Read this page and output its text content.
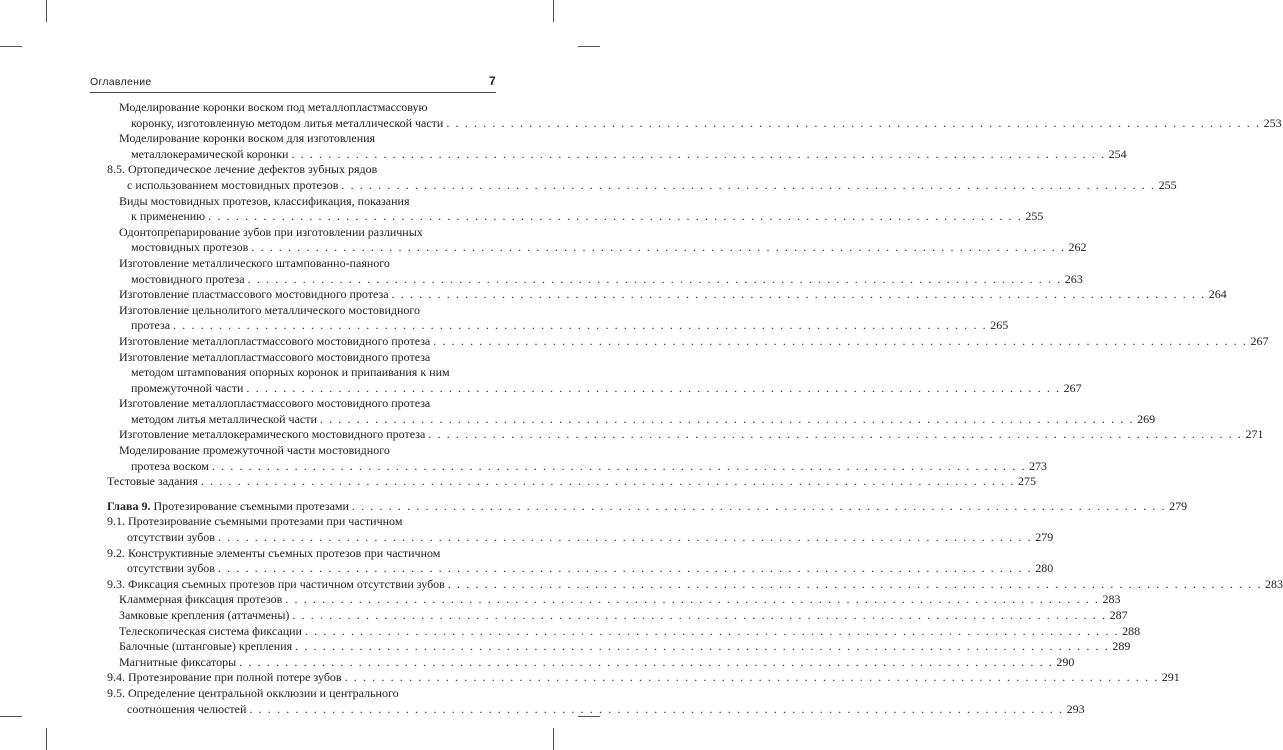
Оглавление	7
Моделирование коронки воском под металлопластмассовую
коронку, изготовленную методом литья металлической части . . . . . . . . . . . . . . . . . . . . . . . . . . . . . . . . . . . . . . . . . . . . . . . . . . . . . . . . . . . . . . . . . . . . . . . . . . . . . . . . . . . . . . . . . 253
Моделирование коронки воском для изготовления
металлокерамической коронки . . . . . . . . . . . . . . . . . . . . . . . . . . . . . . . . . . . . . . . . . . . . . . . . . . . . . . . . . . . . . . . . . . . . . . . . . . . . . . . . . . . . . . . . . 254
8.5. Ортопедическое лечение дефектов зубных рядов
с использованием мостовидных протезов . . . . . . . . . . . . . . . . . . . . . . . . . . . . . . . . . . . . . . . . . . . . . . . . . . . . . . . . . . . . . . . . . . . . . . . . . . . . . . . . . . . . . . . . . 255
Виды мостовидных протезов, классификация, показания
к применению . . . . . . . . . . . . . . . . . . . . . . . . . . . . . . . . . . . . . . . . . . . . . . . . . . . . . . . . . . . . . . . . . . . . . . . . . . . . . . . . . . . . . . . . . 255
Одонтопрепарирование зубов при изготовлении различных
мостовидных протезов . . . . . . . . . . . . . . . . . . . . . . . . . . . . . . . . . . . . . . . . . . . . . . . . . . . . . . . . . . . . . . . . . . . . . . . . . . . . . . . . . . . . . . . . . 262
Изготовление металлического штампованно-паяного
мостовидного протеза . . . . . . . . . . . . . . . . . . . . . . . . . . . . . . . . . . . . . . . . . . . . . . . . . . . . . . . . . . . . . . . . . . . . . . . . . . . . . . . . . . . . . . . . . 263
Изготовление пластмассового мостовидного протеза . . . . . . . . . . . . . . . . . . . . . . . . . . . . . . . . . . . . . . . . . . . . . . . . . . . . . . . . . . . . . . . . . . . . . . . . . . . . . . . . . . . . . . . . . 264
Изготовление цельнолитого металлического мостовидного
протеза . . . . . . . . . . . . . . . . . . . . . . . . . . . . . . . . . . . . . . . . . . . . . . . . . . . . . . . . . . . . . . . . . . . . . . . . . . . . . . . . . . . . . . . . . 265
Изготовление металлопластмассового мостовидного протеза . . . . . . . . . . . . . . . . . . . . . . . . . . . . . . . . . . . . . . . . . . . . . . . . . . . . . . . . . . . . . . . . . . . . . . . . . . . . . . . . . . . . . . . . . 267
Изготовление металлопластмассового мостовидного протеза
методом штампования опорных коронок и припаивания к ним
промежуточной части . . . . . . . . . . . . . . . . . . . . . . . . . . . . . . . . . . . . . . . . . . . . . . . . . . . . . . . . . . . . . . . . . . . . . . . . . . . . . . . . . . . . . . . . . 267
Изготовление металлопластмассового мостовидного протеза
методом литья металлической части . . . . . . . . . . . . . . . . . . . . . . . . . . . . . . . . . . . . . . . . . . . . . . . . . . . . . . . . . . . . . . . . . . . . . . . . . . . . . . . . . . . . . . . . . 269
Изготовление металлокерамического мостовидного протеза . . . . . . . . . . . . . . . . . . . . . . . . . . . . . . . . . . . . . . . . . . . . . . . . . . . . . . . . . . . . . . . . . . . . . . . . . . . . . . . . . . . . . . . . . 271
Моделирование промежуточной части мостовидного
протеза воском . . . . . . . . . . . . . . . . . . . . . . . . . . . . . . . . . . . . . . . . . . . . . . . . . . . . . . . . . . . . . . . . . . . . . . . . . . . . . . . . . . . . . . . . . 273
Тестовые задания . . . . . . . . . . . . . . . . . . . . . . . . . . . . . . . . . . . . . . . . . . . . . . . . . . . . . . . . . . . . . . . . . . . . . . . . . . . . . . . . . . . . . . . . . 275
Глава 9. Протезирование съемными протезами . . . . . . . . . . . . . . . . . . . . . . . . . . . . . . . . . . . . . . . . . . . . . . . . . . . . . . . . . . . . . . . . . . . . . . . . . . . . . . . . . . . . . . . . . 279
9.1. Протезирование съемными протезами при частичном
отсутствии зубов . . . . . . . . . . . . . . . . . . . . . . . . . . . . . . . . . . . . . . . . . . . . . . . . . . . . . . . . . . . . . . . . . . . . . . . . . . . . . . . . . . . . . . . . . 279
9.2. Конструктивные элементы съемных протезов при частичном
отсутствии зубов . . . . . . . . . . . . . . . . . . . . . . . . . . . . . . . . . . . . . . . . . . . . . . . . . . . . . . . . . . . . . . . . . . . . . . . . . . . . . . . . . . . . . . . . . 280
9.3. Фиксация съемных протезов при частичном отсутствии зубов . . . . . . . . . . . . . . . . . . . . . . . . . . . . . . . . . . . . . . . . . . . . . . . . . . . . . . . . . . . . . . . . . . . . . . . . . . . . . . . . . . . . . . . . . 283
Кламмерная фиксация протезов . . . . . . . . . . . . . . . . . . . . . . . . . . . . . . . . . . . . . . . . . . . . . . . . . . . . . . . . . . . . . . . . . . . . . . . . . . . . . . . . . . . . . . . . . 283
Замковые крепления (аттачмены) . . . . . . . . . . . . . . . . . . . . . . . . . . . . . . . . . . . . . . . . . . . . . . . . . . . . . . . . . . . . . . . . . . . . . . . . . . . . . . . . . . . . . . . . . 287
Телескопическая система фиксации . . . . . . . . . . . . . . . . . . . . . . . . . . . . . . . . . . . . . . . . . . . . . . . . . . . . . . . . . . . . . . . . . . . . . . . . . . . . . . . . . . . . . . . . . 288
Балочные (штанговые) крепления . . . . . . . . . . . . . . . . . . . . . . . . . . . . . . . . . . . . . . . . . . . . . . . . . . . . . . . . . . . . . . . . . . . . . . . . . . . . . . . . . . . . . . . . . 289
Магнитные фиксаторы . . . . . . . . . . . . . . . . . . . . . . . . . . . . . . . . . . . . . . . . . . . . . . . . . . . . . . . . . . . . . . . . . . . . . . . . . . . . . . . . . . . . . . . . . 290
9.4. Протезирование при полной потере зубов . . . . . . . . . . . . . . . . . . . . . . . . . . . . . . . . . . . . . . . . . . . . . . . . . . . . . . . . . . . . . . . . . . . . . . . . . . . . . . . . . . . . . . . . . 291
9.5. Определение центральной окклюзии и центрального
соотношения челюстей . . . . . . . . . . . . . . . . . . . . . . . . . . . . . . . . . . . . . . . . . . . . . . . . . . . . . . . . . . . . . . . . . . . . . . . . . . . . . . . . . . . . . . . . . 293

→ **PROBLEM TO WORK ON**:
Quote the entries above word for word. Leave the images out.

→ **FINISHED EXERCISE**:
Read this page and output its text content.
Оглавление	7
Моделирование коронки воском под металлопластмассовую
коронку, изготовленную методом литья металлической части . . . . . . . . . . . . . . . . . . . . . . . . . . . . . . . . . . . . . . . . . . . . . . . . . . . . . . . . . . . . . . . . . . . . . . . . . . . . . . . . . . . . . . . . . 253
Моделирование коронки воском для изготовления
металлокерамической коронки . . . . . . . . . . . . . . . . . . . . . . . . . . . . . . . . . . . . . . . . . . . . . . . . . . . . . . . . . . . . . . . . . . . . . . . . . . . . . . . . . . . . . . . . . 254
8.5. Ортопедическое лечение дефектов зубных рядов
с использованием мостовидных протезов . . . . . . . . . . . . . . . . . . . . . . . . . . . . . . . . . . . . . . . . . . . . . . . . . . . . . . . . . . . . . . . . . . . . . . . . . . . . . . . . . . . . . . . . . 255
Виды мостовидных протезов, классификация, показания
к применению . . . . . . . . . . . . . . . . . . . . . . . . . . . . . . . . . . . . . . . . . . . . . . . . . . . . . . . . . . . . . . . . . . . . . . . . . . . . . . . . . . . . . . . . . 255
Одонтопрепарирование зубов при изготовлении различных
мостовидных протезов . . . . . . . . . . . . . . . . . . . . . . . . . . . . . . . . . . . . . . . . . . . . . . . . . . . . . . . . . . . . . . . . . . . . . . . . . . . . . . . . . . . . . . . . . 262
Изготовление металлического штампованно-паяного
мостовидного протеза . . . . . . . . . . . . . . . . . . . . . . . . . . . . . . . . . . . . . . . . . . . . . . . . . . . . . . . . . . . . . . . . . . . . . . . . . . . . . . . . . . . . . . . . . 263
Изготовление пластмассового мостовидного протеза . . . . . . . . . . . . . . . . . . . . . . . . . . . . . . . . . . . . . . . . . . . . . . . . . . . . . . . . . . . . . . . . . . . . . . . . . . . . . . . . . . . . . . . . . 264
Изготовление цельнолитого металлического мостовидного
протеза . . . . . . . . . . . . . . . . . . . . . . . . . . . . . . . . . . . . . . . . . . . . . . . . . . . . . . . . . . . . . . . . . . . . . . . . . . . . . . . . . . . . . . . . . 265
Изготовление металлопластмассового мостовидного протеза . . . . . . . . . . . . . . . . . . . . . . . . . . . . . . . . . . . . . . . . . . . . . . . . . . . . . . . . . . . . . . . . . . . . . . . . . . . . . . . . . . . . . . . . . 267
Изготовление металлопластмассового мостовидного протеза
методом штампования опорных коронок и припаивания к ним
промежуточной части . . . . . . . . . . . . . . . . . . . . . . . . . . . . . . . . . . . . . . . . . . . . . . . . . . . . . . . . . . . . . . . . . . . . . . . . . . . . . . . . . . . . . . . . . 267
Изготовление металлопластмассового мостовидного протеза
методом литья металлической части . . . . . . . . . . . . . . . . . . . . . . . . . . . . . . . . . . . . . . . . . . . . . . . . . . . . . . . . . . . . . . . . . . . . . . . . . . . . . . . . . . . . . . . . . 269
Изготовление металлокерамического мостовидного протеза . . . . . . . . . . . . . . . . . . . . . . . . . . . . . . . . . . . . . . . . . . . . . . . . . . . . . . . . . . . . . . . . . . . . . . . . . . . . . . . . . . . . . . . . . 271
Моделирование промежуточной части мостовидного
протеза воском . . . . . . . . . . . . . . . . . . . . . . . . . . . . . . . . . . . . . . . . . . . . . . . . . . . . . . . . . . . . . . . . . . . . . . . . . . . . . . . . . . . . . . . . . 273
Тестовые задания . . . . . . . . . . . . . . . . . . . . . . . . . . . . . . . . . . . . . . . . . . . . . . . . . . . . . . . . . . . . . . . . . . . . . . . . . . . . . . . . . . . . . . . . . 275
Глава 9. Протезирование съемными протезами . . . . . . . . . . . . . . . . . . . . . . . . . . . . . . . . . . . . . . . . . . . . . . . . . . . . . . . . . . . . . . . . . . . . . . . . . . . . . . . . . . . . . . . . . 279
9.1. Протезирование съемными протезами при частичном
отсутствии зубов . . . . . . . . . . . . . . . . . . . . . . . . . . . . . . . . . . . . . . . . . . . . . . . . . . . . . . . . . . . . . . . . . . . . . . . . . . . . . . . . . . . . . . . . . 279
9.2. Конструктивные элементы съемных протезов при частичном
отсутствии зубов . . . . . . . . . . . . . . . . . . . . . . . . . . . . . . . . . . . . . . . . . . . . . . . . . . . . . . . . . . . . . . . . . . . . . . . . . . . . . . . . . . . . . . . . . 280
9.3. Фиксация съемных протезов при частичном отсутствии зубов . . . . . . . . . . . . . . . . . . . . . . . . . . . . . . . . . . . . . . . . . . . . . . . . . . . . . . . . . . . . . . . . . . . . . . . . . . . . . . . . . . . . . . . . . 283
Кламмерная фиксация протезов . . . . . . . . . . . . . . . . . . . . . . . . . . . . . . . . . . . . . . . . . . . . . . . . . . . . . . . . . . . . . . . . . . . . . . . . . . . . . . . . . . . . . . . . . 283
Замковые крепления (аттачмены) . . . . . . . . . . . . . . . . . . . . . . . . . . . . . . . . . . . . . . . . . . . . . . . . . . . . . . . . . . . . . . . . . . . . . . . . . . . . . . . . . . . . . . . . . 287
Телескопическая система фиксации . . . . . . . . . . . . . . . . . . . . . . . . . . . . . . . . . . . . . . . . . . . . . . . . . . . . . . . . . . . . . . . . . . . . . . . . . . . . . . . . . . . . . . . . . 288
Балочные (штанговые) крепления . . . . . . . . . . . . . . . . . . . . . . . . . . . . . . . . . . . . . . . . . . . . . . . . . . . . . . . . . . . . . . . . . . . . . . . . . . . . . . . . . . . . . . . . . 289
Магнитные фиксаторы . . . . . . . . . . . . . . . . . . . . . . . . . . . . . . . . . . . . . . . . . . . . . . . . . . . . . . . . . . . . . . . . . . . . . . . . . . . . . . . . . . . . . . . . . 290
9.4. Протезирование при полной потере зубов . . . . . . . . . . . . . . . . . . . . . . . . . . . . . . . . . . . . . . . . . . . . . . . . . . . . . . . . . . . . . . . . . . . . . . . . . . . . . . . . . . . . . . . . . 291
9.5. Определение центральной окклюзии и центрального
соотношения челюстей . . . . . . . . . . . . . . . . . . . . . . . . . . . . . . . . . . . . . . . . . . . . . . . . . . . . . . . . . . . . . . . . . . . . . . . . . . . . . . . . . . . . . . . . . 293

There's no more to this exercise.